**Request**
Your task is to repeat the listing exactly.

Lines of data
— Begin —

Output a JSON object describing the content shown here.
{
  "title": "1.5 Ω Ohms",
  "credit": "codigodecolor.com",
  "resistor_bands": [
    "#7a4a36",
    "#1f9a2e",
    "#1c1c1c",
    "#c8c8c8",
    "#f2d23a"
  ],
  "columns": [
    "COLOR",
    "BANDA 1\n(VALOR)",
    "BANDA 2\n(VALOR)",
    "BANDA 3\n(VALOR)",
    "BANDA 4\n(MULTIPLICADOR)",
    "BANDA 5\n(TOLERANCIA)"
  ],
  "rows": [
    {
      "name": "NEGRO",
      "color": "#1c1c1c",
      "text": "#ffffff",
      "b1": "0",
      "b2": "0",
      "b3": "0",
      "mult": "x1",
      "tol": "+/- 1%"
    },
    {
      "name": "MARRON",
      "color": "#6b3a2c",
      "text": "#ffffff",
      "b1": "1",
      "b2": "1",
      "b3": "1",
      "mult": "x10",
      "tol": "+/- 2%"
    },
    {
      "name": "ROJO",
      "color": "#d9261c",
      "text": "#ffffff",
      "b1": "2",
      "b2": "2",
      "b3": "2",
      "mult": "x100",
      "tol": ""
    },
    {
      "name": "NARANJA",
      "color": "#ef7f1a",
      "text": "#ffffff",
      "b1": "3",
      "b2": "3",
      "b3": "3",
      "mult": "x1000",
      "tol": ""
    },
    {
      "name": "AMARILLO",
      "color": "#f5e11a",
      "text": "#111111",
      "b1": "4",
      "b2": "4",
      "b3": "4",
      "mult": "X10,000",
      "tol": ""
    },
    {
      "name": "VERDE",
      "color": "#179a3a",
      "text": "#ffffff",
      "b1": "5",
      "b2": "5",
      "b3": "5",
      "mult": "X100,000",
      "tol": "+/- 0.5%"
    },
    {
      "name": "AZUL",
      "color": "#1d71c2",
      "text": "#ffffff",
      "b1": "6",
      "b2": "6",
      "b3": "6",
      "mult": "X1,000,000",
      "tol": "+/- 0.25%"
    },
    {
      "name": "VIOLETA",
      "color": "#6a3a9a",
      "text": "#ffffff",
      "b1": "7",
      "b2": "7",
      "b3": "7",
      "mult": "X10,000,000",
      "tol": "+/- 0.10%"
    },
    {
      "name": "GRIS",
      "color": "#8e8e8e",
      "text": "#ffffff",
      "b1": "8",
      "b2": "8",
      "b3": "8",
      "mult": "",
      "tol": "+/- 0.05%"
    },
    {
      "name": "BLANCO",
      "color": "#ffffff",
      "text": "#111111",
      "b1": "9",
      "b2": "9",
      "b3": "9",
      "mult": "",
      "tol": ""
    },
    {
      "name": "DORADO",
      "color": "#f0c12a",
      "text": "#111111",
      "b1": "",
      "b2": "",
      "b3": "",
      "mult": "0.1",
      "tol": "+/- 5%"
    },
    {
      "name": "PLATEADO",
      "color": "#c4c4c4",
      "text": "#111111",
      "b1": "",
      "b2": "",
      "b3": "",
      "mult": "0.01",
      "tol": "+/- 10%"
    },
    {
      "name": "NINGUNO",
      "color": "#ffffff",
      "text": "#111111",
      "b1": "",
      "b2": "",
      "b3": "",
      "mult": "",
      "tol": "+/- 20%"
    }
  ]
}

— End —

**Result for this task**
Output a JSON object describing the content shown here.
{
  "title": "1.5 Ω Ohms",
  "credit": "codigodecolor.com",
  "resistor_bands": [
    "#7a4a36",
    "#1f9a2e",
    "#1c1c1c",
    "#c8c8c8",
    "#f2d23a"
  ],
  "columns": [
    "COLOR",
    "BANDA 1\n(VALOR)",
    "BANDA 2\n(VALOR)",
    "BANDA 3\n(VALOR)",
    "BANDA 4\n(MULTIPLICADOR)",
    "BANDA 5\n(TOLERANCIA)"
  ],
  "rows": [
    {
      "name": "NEGRO",
      "color": "#1c1c1c",
      "text": "#ffffff",
      "b1": "0",
      "b2": "0",
      "b3": "0",
      "mult": "x1",
      "tol": "+/- 1%"
    },
    {
      "name": "MARRON",
      "color": "#6b3a2c",
      "text": "#ffffff",
      "b1": "1",
      "b2": "1",
      "b3": "1",
      "mult": "x10",
      "tol": "+/- 2%"
    },
    {
      "name": "ROJO",
      "color": "#d9261c",
      "text": "#ffffff",
      "b1": "2",
      "b2": "2",
      "b3": "2",
      "mult": "x100",
      "tol": ""
    },
    {
      "name": "NARANJA",
      "color": "#ef7f1a",
      "text": "#ffffff",
      "b1": "3",
      "b2": "3",
      "b3": "3",
      "mult": "x1000",
      "tol": ""
    },
    {
      "name": "AMARILLO",
      "color": "#f5e11a",
      "text": "#111111",
      "b1": "4",
      "b2": "4",
      "b3": "4",
      "mult": "X10,000",
      "tol": ""
    },
    {
      "name": "VERDE",
      "color": "#179a3a",
      "text": "#ffffff",
      "b1": "5",
      "b2": "5",
      "b3": "5",
      "mult": "X100,000",
      "tol": "+/- 0.5%"
    },
    {
      "name": "AZUL",
      "color": "#1d71c2",
      "text": "#ffffff",
      "b1": "6",
      "b2": "6",
      "b3": "6",
      "mult": "X1,000,000",
      "tol": "+/- 0.25%"
    },
    {
      "name": "VIOLETA",
      "color": "#6a3a9a",
      "text": "#ffffff",
      "b1": "7",
      "b2": "7",
      "b3": "7",
      "mult": "X10,000,000",
      "tol": "+/- 0.10%"
    },
    {
      "name": "GRIS",
      "color": "#8e8e8e",
      "text": "#ffffff",
      "b1": "8",
      "b2": "8",
      "b3": "8",
      "mult": "",
      "tol": "+/- 0.05%"
    },
    {
      "name": "BLANCO",
      "color": "#ffffff",
      "text": "#111111",
      "b1": "9",
      "b2": "9",
      "b3": "9",
      "mult": "",
      "tol": ""
    },
    {
      "name": "DORADO",
      "color": "#f0c12a",
      "text": "#111111",
      "b1": "",
      "b2": "",
      "b3": "",
      "mult": "0.1",
      "tol": "+/- 5%"
    },
    {
      "name": "PLATEADO",
      "color": "#c4c4c4",
      "text": "#111111",
      "b1": "",
      "b2": "",
      "b3": "",
      "mult": "0.01",
      "tol": "+/- 10%"
    },
    {
      "name": "NINGUNO",
      "color": "#ffffff",
      "text": "#111111",
      "b1": "",
      "b2": "",
      "b3": "",
      "mult": "",
      "tol": "+/- 20%"
    }
  ]
}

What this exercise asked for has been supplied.